[EXCERTO SELECIONADO]
::::::::
Em Kiev, na Ucrânia, continuam os confrontos,
habituais desde o final de Novembro, entre a polícia e os
manifestantes. Em causa está o braço de ferro entre o Governo (que
suspendeu a assinatura do Tratado de Livre Associação
com a União Europeia) e a oposição que procura liderar os protestos,
tentando daí tirar dividendos políticos. Nos últimos meses tem sido
crescente o peso do partido fascista Svoboda que integra a coligação
oposicionista. Para os anarquistas ucranianos, apesar de criticarem a
actuação do governo, os trabalhadores estão fora deste jogo político
entre os partidários de um maior relacionamento com a União Europeia e
os que defendem uma maior integração com a economia russa. A entrevista
que traduzimos e de que publicamos excertos foi dada por um companheiro
anarco-sindicalista da Organização Autónoma de Trabalhadores da Ucrânia (um pequeno grupo
que desenvolve a sua actividade em Kiev e em Harkov, a segunda cidade
mais industrializada da Ucrânia), a uma rádio norte-americana. No
entanto, a presença de militantes libertários nas ruas, em protesto
contra as medidas autoritárias e repressivas do governo ucraniano, tem
sido também uma constante.
::::::::
[MATERIAL DE TRABALHO]
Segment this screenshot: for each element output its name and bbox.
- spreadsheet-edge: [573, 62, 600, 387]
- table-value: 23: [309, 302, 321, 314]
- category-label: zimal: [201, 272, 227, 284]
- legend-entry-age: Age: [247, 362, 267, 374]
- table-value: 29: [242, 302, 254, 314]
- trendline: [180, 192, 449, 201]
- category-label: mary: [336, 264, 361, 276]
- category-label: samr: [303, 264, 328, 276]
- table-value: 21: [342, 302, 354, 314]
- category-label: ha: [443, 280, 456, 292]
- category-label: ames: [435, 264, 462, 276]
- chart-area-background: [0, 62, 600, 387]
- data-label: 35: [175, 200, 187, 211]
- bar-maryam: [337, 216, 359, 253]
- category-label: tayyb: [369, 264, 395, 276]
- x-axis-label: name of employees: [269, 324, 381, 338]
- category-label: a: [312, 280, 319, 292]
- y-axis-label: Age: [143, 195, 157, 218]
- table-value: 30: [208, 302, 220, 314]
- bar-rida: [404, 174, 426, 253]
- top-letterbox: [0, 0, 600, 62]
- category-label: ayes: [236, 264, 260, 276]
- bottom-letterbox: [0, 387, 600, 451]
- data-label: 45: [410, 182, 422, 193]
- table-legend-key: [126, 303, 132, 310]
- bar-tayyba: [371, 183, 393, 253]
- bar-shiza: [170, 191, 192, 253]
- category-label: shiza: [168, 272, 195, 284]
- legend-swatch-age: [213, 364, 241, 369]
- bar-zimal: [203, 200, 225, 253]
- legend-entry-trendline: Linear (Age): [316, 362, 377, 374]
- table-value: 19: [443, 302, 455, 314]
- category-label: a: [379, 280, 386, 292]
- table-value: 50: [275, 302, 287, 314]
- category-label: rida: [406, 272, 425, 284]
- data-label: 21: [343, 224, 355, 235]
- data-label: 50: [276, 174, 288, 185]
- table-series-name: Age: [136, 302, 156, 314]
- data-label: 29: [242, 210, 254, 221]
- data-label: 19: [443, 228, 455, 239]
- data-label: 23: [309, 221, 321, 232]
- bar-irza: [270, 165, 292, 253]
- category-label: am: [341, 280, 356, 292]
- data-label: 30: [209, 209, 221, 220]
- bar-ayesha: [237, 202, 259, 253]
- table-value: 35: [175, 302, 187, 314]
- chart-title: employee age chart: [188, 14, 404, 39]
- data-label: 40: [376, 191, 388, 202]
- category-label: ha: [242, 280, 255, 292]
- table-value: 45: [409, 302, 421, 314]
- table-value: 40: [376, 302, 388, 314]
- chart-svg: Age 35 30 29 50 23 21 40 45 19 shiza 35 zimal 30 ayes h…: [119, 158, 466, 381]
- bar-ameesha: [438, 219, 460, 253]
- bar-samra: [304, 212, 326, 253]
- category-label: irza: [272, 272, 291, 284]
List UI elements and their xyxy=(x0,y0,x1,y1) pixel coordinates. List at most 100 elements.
::::::::
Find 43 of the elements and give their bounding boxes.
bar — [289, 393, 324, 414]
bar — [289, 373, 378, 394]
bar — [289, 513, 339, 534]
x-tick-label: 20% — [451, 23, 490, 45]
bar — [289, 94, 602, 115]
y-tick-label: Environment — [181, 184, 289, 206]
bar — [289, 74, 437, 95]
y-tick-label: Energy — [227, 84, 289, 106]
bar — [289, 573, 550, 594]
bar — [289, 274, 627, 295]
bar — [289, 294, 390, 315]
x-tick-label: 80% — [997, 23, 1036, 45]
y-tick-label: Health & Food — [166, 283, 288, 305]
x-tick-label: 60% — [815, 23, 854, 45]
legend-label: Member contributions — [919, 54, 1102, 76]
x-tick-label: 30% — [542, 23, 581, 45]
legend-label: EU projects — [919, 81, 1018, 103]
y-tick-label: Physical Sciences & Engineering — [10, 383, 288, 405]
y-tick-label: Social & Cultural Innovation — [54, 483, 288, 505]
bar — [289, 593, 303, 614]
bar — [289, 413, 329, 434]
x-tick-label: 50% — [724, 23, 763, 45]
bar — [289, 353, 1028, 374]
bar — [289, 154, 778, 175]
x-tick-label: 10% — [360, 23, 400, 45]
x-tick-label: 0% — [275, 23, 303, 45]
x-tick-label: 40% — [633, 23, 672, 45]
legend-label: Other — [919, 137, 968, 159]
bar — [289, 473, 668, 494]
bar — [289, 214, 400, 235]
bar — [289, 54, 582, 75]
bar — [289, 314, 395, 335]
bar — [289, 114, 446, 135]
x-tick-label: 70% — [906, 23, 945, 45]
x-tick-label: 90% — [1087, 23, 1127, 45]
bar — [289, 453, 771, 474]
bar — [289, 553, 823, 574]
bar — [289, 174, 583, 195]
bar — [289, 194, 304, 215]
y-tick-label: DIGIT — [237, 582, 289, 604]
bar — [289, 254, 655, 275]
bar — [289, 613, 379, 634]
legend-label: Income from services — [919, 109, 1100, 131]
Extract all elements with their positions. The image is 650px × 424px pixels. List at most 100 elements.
::::::::
[TAREFAS A REALIZAR]
A. Indique todos os nomes de cidades e de países mencionados no excerto sobre os protestos na Ucrânia.
B. Transcreva, das entradas, as linhas compreendidas entre a que contém "Find 43 of the" e a que contém "legend-label: Member contributions", ambas incluídas.
O excerto e as entradas não têm qualquer relação entre si.

[RESULTADOS DAS TAREFAS]
A. Kiev, Ucrânia, Harkov

B.
Find 43 of the elements and give their bounding boxes.
bar — [289, 393, 324, 414]
bar — [289, 373, 378, 394]
bar — [289, 513, 339, 534]
x-tick-label: 20% — [451, 23, 490, 45]
bar — [289, 94, 602, 115]
y-tick-label: Environment — [181, 184, 289, 206]
bar — [289, 74, 437, 95]
y-tick-label: Energy — [227, 84, 289, 106]
bar — [289, 573, 550, 594]
bar — [289, 274, 627, 295]
bar — [289, 294, 390, 315]
x-tick-label: 80% — [997, 23, 1036, 45]
y-tick-label: Health & Food — [166, 283, 288, 305]
x-tick-label: 60% — [815, 23, 854, 45]
legend-label: Member contributions — [919, 54, 1102, 76]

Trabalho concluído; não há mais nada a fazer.